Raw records
--*--

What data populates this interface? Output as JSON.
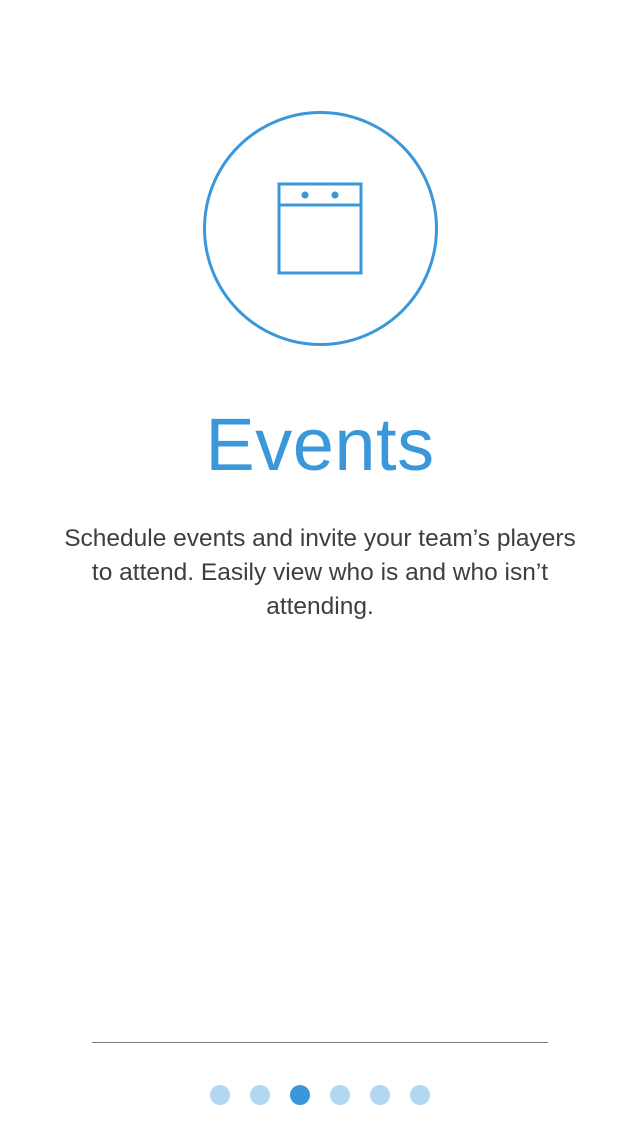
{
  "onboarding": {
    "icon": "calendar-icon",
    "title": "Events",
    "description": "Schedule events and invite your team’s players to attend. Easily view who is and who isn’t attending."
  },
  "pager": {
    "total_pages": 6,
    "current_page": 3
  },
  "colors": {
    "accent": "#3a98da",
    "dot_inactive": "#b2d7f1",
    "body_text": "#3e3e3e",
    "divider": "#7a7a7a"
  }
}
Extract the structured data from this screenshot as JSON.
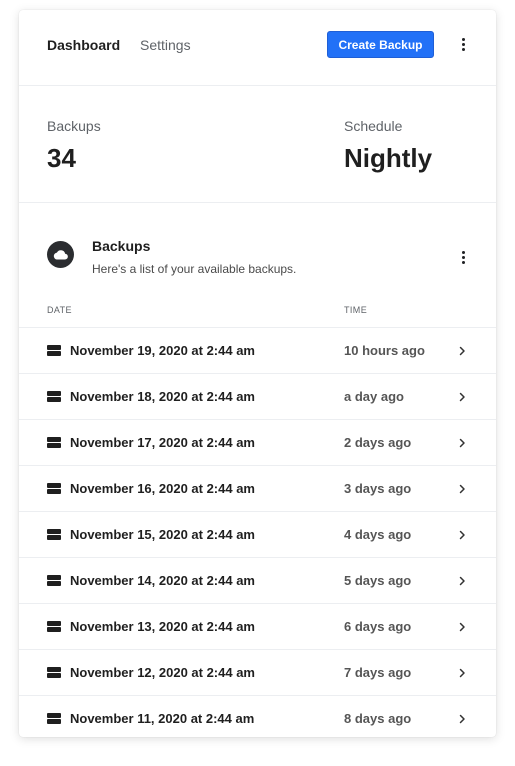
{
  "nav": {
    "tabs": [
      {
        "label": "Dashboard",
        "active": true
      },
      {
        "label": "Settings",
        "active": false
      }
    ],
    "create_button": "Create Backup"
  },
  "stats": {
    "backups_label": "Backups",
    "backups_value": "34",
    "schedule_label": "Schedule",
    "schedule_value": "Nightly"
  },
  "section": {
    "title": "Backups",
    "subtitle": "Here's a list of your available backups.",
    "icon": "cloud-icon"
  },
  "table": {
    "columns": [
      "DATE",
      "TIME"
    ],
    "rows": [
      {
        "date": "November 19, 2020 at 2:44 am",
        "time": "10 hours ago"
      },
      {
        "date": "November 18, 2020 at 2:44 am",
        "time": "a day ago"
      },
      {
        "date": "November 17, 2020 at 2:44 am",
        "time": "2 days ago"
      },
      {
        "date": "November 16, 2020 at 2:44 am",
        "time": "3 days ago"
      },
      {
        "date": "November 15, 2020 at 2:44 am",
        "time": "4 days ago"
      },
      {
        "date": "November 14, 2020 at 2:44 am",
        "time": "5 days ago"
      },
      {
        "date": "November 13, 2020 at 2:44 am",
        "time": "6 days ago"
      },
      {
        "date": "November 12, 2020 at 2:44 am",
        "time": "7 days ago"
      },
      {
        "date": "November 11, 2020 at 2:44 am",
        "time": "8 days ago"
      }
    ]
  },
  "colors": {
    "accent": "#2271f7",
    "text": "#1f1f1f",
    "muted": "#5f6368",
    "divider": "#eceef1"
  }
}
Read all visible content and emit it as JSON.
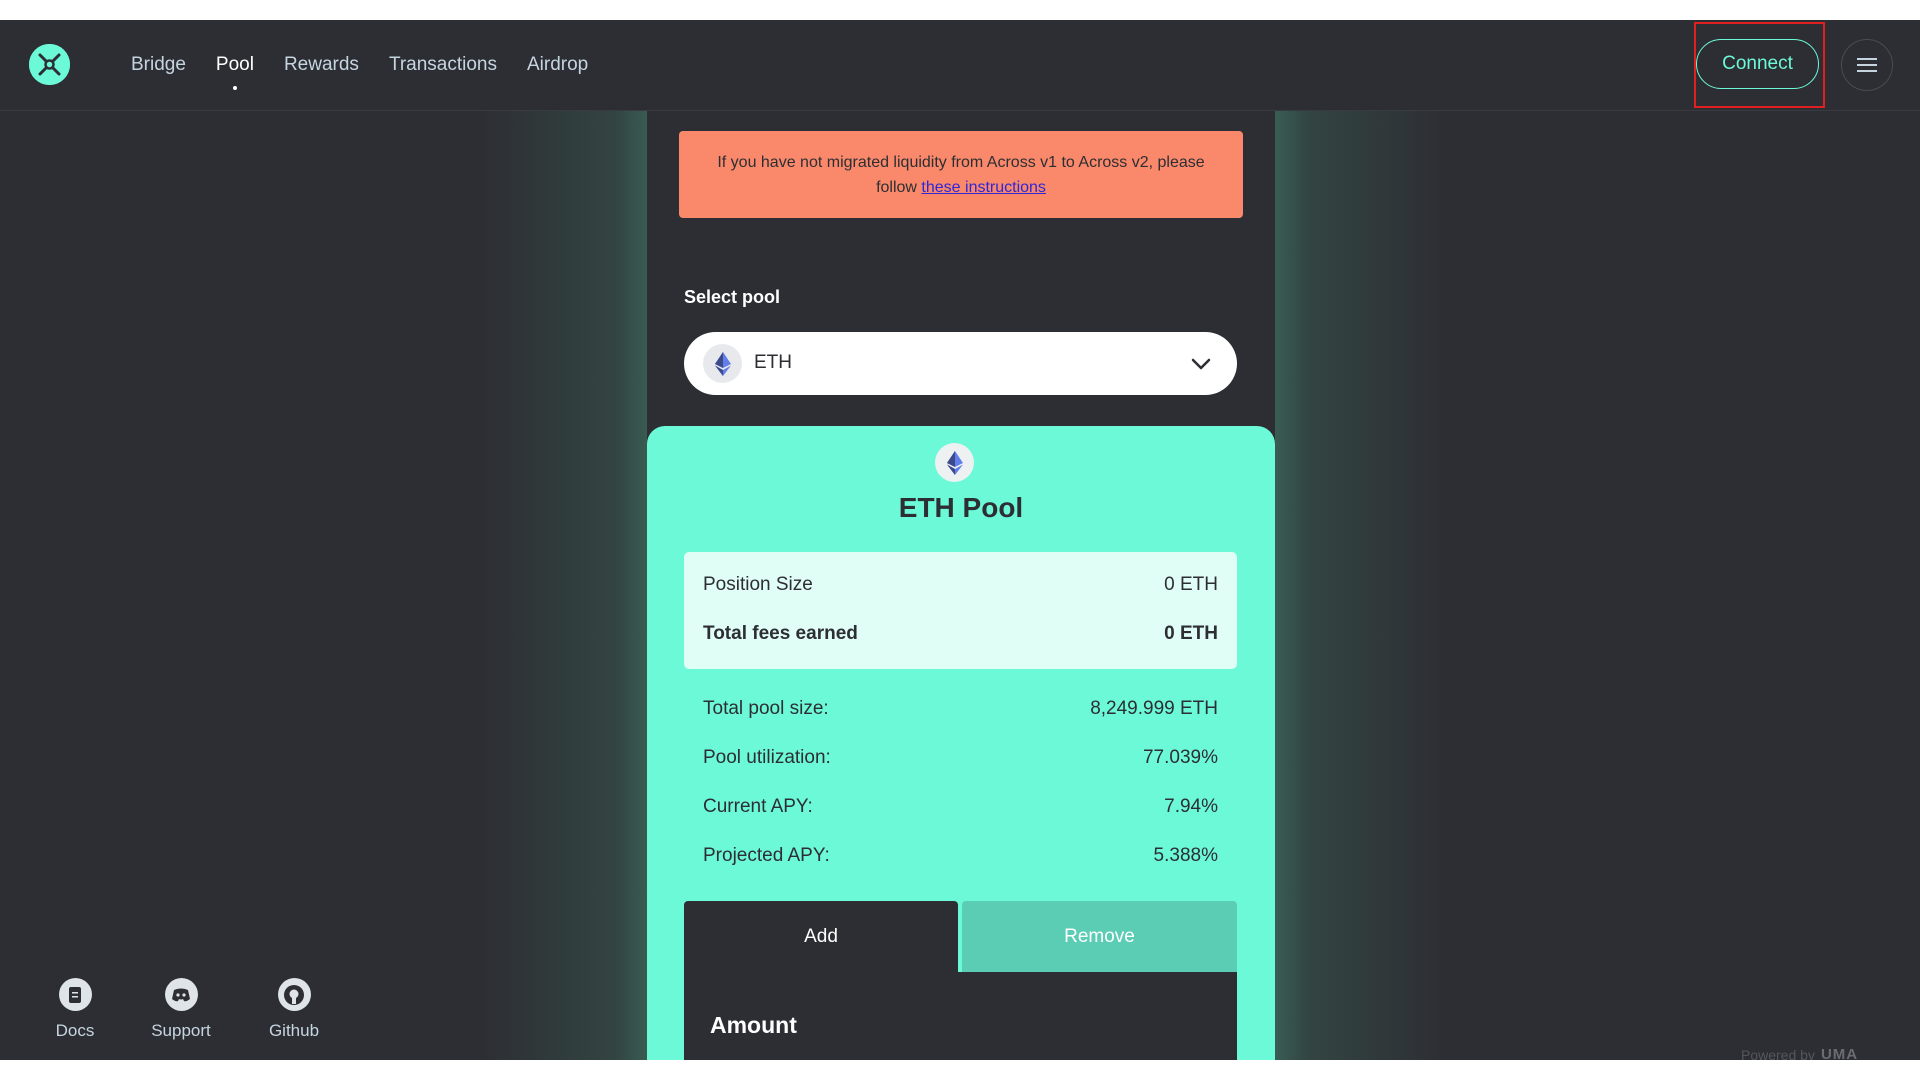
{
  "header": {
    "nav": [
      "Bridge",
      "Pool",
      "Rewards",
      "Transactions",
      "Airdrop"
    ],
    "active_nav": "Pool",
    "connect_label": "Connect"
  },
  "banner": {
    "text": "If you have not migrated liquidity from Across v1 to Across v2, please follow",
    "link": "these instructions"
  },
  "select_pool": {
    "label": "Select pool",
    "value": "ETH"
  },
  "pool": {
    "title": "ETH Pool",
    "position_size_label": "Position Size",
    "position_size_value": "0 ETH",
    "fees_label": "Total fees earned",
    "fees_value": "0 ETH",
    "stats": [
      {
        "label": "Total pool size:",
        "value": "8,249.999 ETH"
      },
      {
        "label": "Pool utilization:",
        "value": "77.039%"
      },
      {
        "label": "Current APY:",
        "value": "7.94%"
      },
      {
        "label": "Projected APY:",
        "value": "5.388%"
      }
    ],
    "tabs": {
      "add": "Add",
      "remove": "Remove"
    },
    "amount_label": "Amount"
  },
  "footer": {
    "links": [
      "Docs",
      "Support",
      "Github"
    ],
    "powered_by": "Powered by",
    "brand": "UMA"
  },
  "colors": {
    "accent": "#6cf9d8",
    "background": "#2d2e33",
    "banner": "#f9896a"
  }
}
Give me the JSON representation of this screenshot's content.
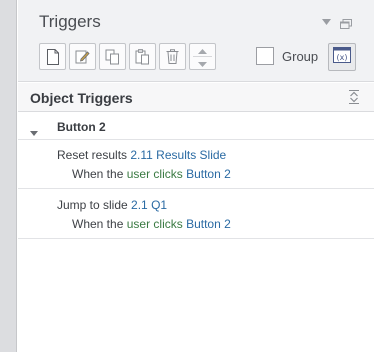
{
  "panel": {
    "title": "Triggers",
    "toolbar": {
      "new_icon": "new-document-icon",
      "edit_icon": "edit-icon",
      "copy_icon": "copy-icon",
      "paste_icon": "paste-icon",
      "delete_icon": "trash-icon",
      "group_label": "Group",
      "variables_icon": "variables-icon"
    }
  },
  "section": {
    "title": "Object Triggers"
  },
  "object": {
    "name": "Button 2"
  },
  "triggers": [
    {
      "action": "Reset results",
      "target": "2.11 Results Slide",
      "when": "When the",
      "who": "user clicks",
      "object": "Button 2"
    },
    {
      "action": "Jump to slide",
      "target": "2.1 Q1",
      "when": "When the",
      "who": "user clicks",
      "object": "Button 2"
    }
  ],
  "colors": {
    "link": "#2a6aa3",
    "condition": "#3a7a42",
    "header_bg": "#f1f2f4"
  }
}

--*--

> [Requirement]: Copy out each line of the listing that holds "data".

> [Expected answer]:
What data populates this interface? Output as JSON.
Extract the structured data from this screenshot as JSON.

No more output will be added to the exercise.